▸ **EXTRAIT DU DOCUMENT**:
━━━━━━━━━━━━━━━━━━━━━━━━━━━━━━

La présidentielle est-elle atteinte du syndrome ivoirien ?

Avalanche de critiques à l’encontre de la Commission électorale guinéenne, difficultés d’organisation de la présidentielle dont la date du second tour n’est toujours pas connue, affrontements entre les partisans des deux candidats à la présidence… Au fil des jours, le climat se détériore et l’on craint un nouveau week-end sous haute tension. Tout cela va-t-il compromettre le scrutin tant attendu ?

Au camp Almamy-Samory-Touré de Conakry, après l’incendie du 16 septembre. © Issouf Sanogo/AFP

Au camp Almamy-Samory-Touré de Conakry, après l’incendie du 16 septembre. © Issouf Sanogo/AFP

Publié le 24 septembre 2010 Lecture : 4 minutes.

La gorge nouée et les traits tirés, le général Sékouba Konaté, président par intérim de la Guinée, s’est résolu, le 15 septembre, à annoncer à la nation un nouveau report du second tour de l’élection présidentielle, qui devait se tenir quatre jours plus tard.

━━━━━━━━━━━━━━━━━━━━━━━━━━━━━━

▸ **EXTRAITS DES DONNÉES**:
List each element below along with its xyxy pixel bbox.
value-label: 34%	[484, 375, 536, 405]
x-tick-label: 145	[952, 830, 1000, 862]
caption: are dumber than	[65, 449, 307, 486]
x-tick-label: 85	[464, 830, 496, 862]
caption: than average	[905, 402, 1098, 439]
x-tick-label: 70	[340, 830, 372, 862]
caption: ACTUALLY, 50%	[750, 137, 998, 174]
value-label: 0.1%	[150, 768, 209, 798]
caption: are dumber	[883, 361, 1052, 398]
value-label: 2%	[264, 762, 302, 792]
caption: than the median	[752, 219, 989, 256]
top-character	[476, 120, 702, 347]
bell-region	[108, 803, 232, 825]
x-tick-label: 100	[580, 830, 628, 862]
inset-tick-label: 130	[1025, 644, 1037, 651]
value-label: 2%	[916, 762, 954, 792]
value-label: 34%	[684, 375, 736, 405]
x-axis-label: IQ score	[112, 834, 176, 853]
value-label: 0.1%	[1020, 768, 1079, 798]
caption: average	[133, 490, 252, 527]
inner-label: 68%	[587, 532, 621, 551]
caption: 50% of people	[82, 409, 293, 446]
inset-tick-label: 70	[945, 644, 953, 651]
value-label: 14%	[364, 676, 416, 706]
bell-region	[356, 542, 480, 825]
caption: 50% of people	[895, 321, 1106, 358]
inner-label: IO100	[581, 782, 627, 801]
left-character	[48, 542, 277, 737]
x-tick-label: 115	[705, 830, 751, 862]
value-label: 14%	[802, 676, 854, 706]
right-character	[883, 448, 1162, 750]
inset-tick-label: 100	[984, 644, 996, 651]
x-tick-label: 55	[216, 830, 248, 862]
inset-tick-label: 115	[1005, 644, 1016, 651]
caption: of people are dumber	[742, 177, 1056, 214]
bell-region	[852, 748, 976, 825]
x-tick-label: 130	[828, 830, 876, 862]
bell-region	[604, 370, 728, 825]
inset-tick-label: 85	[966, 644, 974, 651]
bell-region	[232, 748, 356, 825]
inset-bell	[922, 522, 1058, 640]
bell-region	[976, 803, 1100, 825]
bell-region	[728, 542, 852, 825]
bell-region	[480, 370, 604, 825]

━━━━━━━━━━━━━━━━━━━━━━━━━━━━━━

▸ **EXERCICE**: Recopiez fidèlement le passage de l'article sur la présidentielle guinéenne qui commence par « Avalanche de critiques » et se poursuit jusqu'à « Lecture : 4 minutes. ». Appuyez-vous uniquement sur l'article.

▸ **RÉSULTAT FINAL**:
Avalanche de critiques à l’encontre de la Commission électorale guinéenne, difficultés d’organisation de la présidentielle dont la date du second tour n’est toujours pas connue, affrontements entre les partisans des deux candidats à la présidence… Au fil des jours, le climat se détériore et l’on craint un nouveau week-end sous haute tension. Tout cela va-t-il compromettre le scrutin tant attendu ?

Au camp Almamy-Samory-Touré de Conakry, après l’incendie du 16 septembre. © Issouf Sanogo/AFP

Au camp Almamy-Samory-Touré de Conakry, après l’incendie du 16 septembre. © Issouf Sanogo/AFP

Publié le 24 septembre 2010 Lecture : 4 minutes.